▸ The request
In the records that follow, locate every line with "values" and extract it.

::::

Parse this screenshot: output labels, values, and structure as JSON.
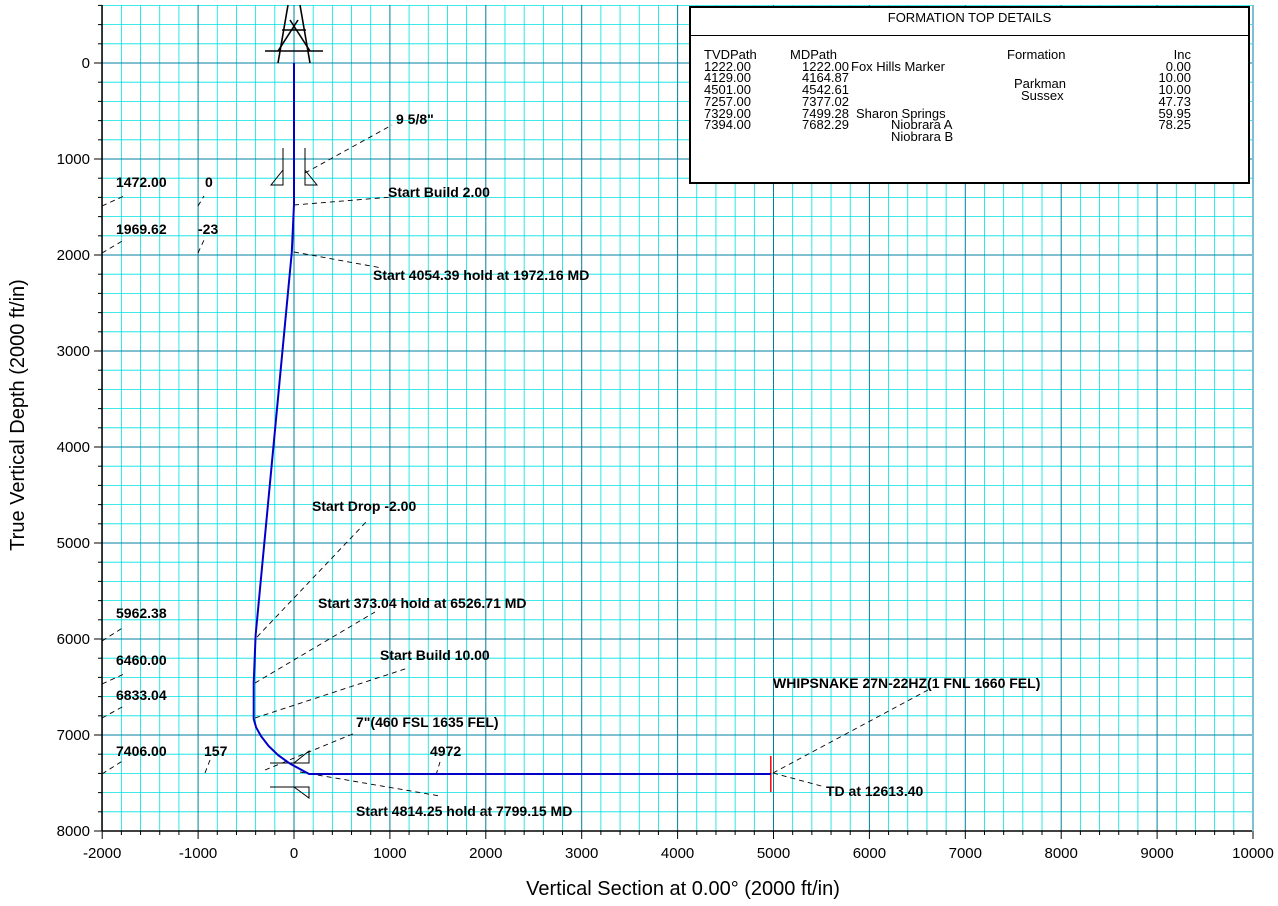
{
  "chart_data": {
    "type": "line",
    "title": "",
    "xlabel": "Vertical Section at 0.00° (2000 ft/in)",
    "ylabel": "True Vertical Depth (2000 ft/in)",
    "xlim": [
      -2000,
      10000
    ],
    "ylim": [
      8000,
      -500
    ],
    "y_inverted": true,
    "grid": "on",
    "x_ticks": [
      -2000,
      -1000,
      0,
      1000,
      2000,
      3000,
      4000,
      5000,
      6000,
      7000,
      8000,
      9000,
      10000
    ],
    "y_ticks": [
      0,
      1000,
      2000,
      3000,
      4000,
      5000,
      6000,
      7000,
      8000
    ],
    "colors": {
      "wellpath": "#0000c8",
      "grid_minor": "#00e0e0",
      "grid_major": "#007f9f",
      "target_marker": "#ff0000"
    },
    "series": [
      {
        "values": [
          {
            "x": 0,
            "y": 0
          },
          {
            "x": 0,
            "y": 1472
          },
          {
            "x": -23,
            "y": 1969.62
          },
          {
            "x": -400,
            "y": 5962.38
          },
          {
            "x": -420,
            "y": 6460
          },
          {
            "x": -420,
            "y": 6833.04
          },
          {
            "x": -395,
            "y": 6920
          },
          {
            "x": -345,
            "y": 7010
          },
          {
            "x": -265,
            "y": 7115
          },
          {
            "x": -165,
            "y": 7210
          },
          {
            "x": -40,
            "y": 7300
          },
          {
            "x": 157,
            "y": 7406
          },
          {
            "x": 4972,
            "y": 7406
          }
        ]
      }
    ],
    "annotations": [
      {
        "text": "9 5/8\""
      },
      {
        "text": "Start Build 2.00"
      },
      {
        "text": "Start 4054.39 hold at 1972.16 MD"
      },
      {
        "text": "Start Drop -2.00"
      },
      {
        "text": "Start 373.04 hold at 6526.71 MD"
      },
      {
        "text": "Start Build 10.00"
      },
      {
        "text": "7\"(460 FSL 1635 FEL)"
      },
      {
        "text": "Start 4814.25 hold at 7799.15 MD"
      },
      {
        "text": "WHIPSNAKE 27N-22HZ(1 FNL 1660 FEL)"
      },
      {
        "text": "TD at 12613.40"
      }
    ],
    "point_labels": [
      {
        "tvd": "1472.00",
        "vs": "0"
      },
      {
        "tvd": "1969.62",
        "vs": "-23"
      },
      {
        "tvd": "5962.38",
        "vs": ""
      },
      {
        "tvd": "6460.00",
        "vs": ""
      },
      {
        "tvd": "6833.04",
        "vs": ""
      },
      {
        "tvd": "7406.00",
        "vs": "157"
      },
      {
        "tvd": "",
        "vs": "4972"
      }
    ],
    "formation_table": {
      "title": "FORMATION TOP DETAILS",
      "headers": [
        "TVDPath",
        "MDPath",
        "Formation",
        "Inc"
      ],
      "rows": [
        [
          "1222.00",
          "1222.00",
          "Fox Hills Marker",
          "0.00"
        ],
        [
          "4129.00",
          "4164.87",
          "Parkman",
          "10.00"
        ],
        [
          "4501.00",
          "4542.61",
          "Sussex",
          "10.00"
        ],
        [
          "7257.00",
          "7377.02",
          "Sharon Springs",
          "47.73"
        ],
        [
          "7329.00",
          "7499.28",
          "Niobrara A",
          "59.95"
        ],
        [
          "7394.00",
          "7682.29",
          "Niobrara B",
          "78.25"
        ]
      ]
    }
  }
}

::::

▸ Response to this task
Parse this screenshot: output labels, values, and structure as JSON.
        "values": [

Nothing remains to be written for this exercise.